§ Material for this exercise:
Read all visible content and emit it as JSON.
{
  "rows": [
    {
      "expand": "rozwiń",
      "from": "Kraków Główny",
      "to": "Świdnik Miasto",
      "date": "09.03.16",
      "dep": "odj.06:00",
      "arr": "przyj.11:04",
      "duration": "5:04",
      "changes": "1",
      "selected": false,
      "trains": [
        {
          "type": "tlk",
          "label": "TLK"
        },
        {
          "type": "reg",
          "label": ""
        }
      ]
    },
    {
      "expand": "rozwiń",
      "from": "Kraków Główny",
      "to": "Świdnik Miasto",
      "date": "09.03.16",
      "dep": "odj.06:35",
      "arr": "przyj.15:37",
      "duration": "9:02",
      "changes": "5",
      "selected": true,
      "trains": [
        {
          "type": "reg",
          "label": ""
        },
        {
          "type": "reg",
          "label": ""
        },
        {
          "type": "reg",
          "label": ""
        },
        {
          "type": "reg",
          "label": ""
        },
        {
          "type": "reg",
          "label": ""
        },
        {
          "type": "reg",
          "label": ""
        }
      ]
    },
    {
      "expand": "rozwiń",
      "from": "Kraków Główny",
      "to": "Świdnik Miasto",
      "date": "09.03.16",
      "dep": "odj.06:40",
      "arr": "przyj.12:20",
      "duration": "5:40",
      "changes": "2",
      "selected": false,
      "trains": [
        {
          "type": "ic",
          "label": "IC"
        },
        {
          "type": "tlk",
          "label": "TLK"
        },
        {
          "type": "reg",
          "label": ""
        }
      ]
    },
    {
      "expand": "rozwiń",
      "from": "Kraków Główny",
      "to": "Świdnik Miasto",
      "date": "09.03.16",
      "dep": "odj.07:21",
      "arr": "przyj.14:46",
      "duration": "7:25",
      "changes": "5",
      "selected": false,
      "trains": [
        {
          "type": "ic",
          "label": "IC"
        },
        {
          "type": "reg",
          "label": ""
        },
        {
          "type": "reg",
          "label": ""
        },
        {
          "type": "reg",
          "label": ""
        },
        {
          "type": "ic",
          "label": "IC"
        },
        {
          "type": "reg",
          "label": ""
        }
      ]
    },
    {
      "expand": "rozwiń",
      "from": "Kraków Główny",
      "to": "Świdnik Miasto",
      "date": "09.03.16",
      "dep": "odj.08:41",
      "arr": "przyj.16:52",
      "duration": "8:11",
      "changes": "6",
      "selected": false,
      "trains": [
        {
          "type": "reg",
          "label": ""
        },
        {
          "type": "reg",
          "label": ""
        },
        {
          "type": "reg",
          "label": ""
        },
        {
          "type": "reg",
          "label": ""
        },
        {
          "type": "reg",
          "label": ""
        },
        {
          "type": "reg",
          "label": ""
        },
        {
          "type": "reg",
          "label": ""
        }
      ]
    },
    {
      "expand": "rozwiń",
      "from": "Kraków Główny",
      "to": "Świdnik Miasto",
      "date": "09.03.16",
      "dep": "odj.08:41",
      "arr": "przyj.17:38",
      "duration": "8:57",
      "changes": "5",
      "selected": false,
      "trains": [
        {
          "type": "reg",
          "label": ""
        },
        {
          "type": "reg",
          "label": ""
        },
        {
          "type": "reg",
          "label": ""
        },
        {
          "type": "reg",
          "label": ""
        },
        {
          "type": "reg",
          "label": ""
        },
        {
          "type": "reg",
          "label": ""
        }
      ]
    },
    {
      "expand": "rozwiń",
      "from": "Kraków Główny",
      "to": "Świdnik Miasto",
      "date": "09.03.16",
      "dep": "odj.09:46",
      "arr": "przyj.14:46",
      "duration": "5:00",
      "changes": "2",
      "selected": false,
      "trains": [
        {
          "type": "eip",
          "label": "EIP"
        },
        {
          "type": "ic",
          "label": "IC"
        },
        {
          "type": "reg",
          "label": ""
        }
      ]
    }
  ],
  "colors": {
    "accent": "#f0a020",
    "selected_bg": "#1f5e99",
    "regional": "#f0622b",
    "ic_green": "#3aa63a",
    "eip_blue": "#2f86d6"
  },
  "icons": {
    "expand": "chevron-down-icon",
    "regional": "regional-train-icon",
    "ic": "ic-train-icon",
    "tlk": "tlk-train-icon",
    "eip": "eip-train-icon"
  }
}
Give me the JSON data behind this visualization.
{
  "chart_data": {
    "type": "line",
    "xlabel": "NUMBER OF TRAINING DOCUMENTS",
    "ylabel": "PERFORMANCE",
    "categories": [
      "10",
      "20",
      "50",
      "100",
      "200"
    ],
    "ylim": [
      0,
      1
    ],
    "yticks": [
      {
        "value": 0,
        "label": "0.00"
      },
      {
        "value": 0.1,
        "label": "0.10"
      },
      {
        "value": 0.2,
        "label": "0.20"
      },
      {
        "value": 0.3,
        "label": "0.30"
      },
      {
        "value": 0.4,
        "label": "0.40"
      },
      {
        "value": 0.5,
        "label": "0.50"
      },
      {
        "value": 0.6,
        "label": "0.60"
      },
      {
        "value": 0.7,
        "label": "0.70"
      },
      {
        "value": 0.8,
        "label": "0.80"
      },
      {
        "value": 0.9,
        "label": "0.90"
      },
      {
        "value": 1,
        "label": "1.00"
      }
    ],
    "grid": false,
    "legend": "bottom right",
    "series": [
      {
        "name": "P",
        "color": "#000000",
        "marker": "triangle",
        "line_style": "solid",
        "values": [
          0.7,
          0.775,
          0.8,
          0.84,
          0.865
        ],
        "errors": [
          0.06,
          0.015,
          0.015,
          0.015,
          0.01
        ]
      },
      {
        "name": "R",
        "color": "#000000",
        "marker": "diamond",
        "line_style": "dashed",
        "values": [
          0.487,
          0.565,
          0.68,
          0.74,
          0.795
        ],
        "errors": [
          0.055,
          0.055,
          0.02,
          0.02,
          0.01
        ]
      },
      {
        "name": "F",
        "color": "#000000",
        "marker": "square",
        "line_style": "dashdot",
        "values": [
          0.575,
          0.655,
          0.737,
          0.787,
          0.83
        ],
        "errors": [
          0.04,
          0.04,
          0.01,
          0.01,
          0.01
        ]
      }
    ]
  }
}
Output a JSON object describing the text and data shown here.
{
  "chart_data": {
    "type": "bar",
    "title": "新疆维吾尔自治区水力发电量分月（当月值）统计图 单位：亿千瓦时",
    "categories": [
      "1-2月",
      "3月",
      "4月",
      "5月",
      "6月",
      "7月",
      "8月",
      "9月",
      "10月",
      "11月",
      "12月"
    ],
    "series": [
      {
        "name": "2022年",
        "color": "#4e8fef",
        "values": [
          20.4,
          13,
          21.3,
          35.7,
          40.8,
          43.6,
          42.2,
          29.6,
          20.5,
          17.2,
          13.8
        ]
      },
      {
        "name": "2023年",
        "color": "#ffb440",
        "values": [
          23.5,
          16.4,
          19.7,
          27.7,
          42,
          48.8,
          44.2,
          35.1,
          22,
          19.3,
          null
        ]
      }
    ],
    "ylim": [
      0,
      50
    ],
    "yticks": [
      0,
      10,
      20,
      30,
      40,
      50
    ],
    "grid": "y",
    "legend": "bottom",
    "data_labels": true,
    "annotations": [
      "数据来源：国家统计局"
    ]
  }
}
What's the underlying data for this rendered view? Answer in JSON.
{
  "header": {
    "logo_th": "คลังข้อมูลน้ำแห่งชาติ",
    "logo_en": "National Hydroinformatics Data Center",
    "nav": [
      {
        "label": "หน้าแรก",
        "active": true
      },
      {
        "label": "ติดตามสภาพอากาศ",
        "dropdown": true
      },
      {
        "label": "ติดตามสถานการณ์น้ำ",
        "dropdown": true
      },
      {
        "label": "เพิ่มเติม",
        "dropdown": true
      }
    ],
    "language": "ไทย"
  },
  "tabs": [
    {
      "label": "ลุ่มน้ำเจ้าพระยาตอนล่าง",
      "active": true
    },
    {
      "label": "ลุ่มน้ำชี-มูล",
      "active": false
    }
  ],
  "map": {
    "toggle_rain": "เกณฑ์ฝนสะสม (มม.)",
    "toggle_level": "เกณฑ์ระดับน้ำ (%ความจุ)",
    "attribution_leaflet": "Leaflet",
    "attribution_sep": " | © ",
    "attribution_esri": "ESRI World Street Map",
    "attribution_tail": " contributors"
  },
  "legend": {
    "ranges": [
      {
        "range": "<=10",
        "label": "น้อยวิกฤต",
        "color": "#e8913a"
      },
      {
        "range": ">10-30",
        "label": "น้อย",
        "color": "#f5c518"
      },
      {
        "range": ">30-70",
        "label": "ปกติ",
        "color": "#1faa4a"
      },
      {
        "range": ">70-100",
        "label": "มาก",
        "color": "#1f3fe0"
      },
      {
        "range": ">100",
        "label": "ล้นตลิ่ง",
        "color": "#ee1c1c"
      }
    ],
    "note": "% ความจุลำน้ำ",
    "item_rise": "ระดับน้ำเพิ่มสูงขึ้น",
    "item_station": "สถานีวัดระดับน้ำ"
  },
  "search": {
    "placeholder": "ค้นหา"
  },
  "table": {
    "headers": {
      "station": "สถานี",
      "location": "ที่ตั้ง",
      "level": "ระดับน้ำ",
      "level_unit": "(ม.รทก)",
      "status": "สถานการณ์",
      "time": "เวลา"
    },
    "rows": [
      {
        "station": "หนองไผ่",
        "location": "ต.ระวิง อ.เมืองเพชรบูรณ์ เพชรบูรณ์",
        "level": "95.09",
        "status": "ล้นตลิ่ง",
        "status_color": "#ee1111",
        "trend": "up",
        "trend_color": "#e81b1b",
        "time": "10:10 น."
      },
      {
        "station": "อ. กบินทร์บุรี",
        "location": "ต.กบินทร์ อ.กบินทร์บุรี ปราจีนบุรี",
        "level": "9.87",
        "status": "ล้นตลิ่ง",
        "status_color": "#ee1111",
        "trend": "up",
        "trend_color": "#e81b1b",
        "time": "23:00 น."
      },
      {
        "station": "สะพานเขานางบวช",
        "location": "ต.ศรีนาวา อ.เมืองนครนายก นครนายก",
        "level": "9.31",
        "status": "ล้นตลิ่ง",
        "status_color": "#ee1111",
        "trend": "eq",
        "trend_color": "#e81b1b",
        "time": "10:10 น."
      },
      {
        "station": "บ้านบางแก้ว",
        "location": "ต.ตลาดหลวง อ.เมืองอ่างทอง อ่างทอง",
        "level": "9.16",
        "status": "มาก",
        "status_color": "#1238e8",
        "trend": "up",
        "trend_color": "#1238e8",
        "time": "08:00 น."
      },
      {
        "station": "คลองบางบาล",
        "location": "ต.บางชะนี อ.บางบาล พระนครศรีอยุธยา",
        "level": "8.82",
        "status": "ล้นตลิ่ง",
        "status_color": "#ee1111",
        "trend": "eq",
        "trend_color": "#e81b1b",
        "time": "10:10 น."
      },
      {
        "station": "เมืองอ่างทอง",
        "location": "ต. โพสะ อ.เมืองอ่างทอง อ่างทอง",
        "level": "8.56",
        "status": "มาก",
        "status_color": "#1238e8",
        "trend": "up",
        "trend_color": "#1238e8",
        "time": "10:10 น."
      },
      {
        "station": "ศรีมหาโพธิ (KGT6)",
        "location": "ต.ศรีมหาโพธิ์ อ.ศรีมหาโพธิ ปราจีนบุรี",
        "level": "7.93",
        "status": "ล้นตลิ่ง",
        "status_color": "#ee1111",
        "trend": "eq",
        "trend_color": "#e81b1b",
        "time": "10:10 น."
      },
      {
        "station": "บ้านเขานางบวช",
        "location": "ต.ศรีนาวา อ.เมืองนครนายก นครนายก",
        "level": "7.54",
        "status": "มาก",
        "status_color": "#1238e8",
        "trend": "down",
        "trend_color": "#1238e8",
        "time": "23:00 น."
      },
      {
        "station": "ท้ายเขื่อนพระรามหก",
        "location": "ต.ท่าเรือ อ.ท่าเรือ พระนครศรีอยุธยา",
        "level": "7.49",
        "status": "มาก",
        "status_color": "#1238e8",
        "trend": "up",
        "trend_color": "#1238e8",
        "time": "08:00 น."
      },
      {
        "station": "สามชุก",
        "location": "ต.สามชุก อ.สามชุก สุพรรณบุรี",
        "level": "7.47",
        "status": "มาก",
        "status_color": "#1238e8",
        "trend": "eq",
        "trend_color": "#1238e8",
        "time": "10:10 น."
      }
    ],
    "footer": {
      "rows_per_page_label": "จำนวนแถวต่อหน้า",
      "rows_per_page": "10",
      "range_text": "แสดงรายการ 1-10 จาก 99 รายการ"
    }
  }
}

§ Direction:
Track down every line of the material containing the string "สามช", and copy it.

§ Written response:
        "station": "สามชุก",
        "location": "ต.สามชุก อ.สามชุก สุพรรณบุรี",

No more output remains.